**Exercise details:** The material below should be written out in full and exactly; pictures stay out of the copy.

**Given information:**

########

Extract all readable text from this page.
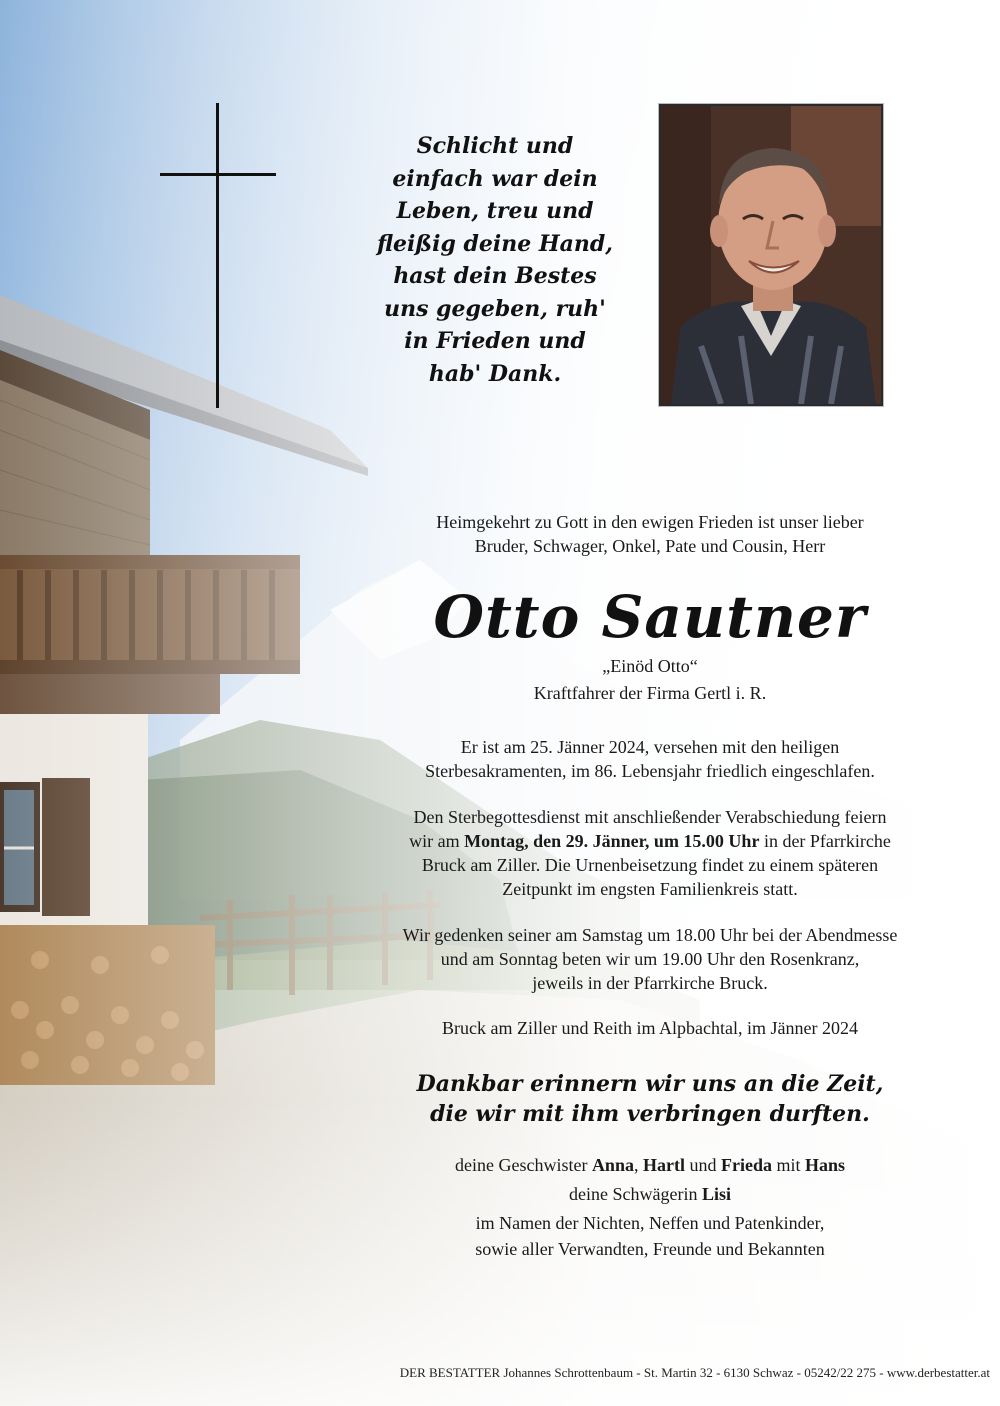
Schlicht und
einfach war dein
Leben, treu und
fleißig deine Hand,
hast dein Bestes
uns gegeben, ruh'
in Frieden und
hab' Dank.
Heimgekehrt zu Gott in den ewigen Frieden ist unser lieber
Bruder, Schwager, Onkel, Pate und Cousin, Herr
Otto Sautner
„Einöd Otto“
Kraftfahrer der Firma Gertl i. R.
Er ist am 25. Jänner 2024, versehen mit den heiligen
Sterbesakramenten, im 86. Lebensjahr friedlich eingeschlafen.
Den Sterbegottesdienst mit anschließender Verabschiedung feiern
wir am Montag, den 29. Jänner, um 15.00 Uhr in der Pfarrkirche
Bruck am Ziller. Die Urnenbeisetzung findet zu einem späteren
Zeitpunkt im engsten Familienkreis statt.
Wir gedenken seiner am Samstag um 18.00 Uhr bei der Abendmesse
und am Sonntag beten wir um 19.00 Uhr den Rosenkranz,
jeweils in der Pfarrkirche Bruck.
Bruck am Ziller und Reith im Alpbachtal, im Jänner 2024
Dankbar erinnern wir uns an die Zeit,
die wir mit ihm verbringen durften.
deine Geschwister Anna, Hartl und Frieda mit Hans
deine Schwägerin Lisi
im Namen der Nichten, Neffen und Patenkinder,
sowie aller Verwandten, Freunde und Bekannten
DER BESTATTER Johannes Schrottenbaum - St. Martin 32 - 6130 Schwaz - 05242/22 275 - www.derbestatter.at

########

**Complete answer:**
Extract all readable text from this page.
Schlicht und
einfach war dein
Leben, treu und
fleißig deine Hand,
hast dein Bestes
uns gegeben, ruh'
in Frieden und
hab' Dank.
Heimgekehrt zu Gott in den ewigen Frieden ist unser lieber
Bruder, Schwager, Onkel, Pate und Cousin, Herr
Otto Sautner
„Einöd Otto“
Kraftfahrer der Firma Gertl i. R.
Er ist am 25. Jänner 2024, versehen mit den heiligen
Sterbesakramenten, im 86. Lebensjahr friedlich eingeschlafen.
Den Sterbegottesdienst mit anschließender Verabschiedung feiern
wir am Montag, den 29. Jänner, um 15.00 Uhr in der Pfarrkirche
Bruck am Ziller. Die Urnenbeisetzung findet zu einem späteren
Zeitpunkt im engsten Familienkreis statt.
Wir gedenken seiner am Samstag um 18.00 Uhr bei der Abendmesse
und am Sonntag beten wir um 19.00 Uhr den Rosenkranz,
jeweils in der Pfarrkirche Bruck.
Bruck am Ziller und Reith im Alpbachtal, im Jänner 2024
Dankbar erinnern wir uns an die Zeit,
die wir mit ihm verbringen durften.
deine Geschwister Anna, Hartl und Frieda mit Hans
deine Schwägerin Lisi
im Namen der Nichten, Neffen und Patenkinder,
sowie aller Verwandten, Freunde und Bekannten
DER BESTATTER Johannes Schrottenbaum - St. Martin 32 - 6130 Schwaz - 05242/22 275 - www.derbestatter.at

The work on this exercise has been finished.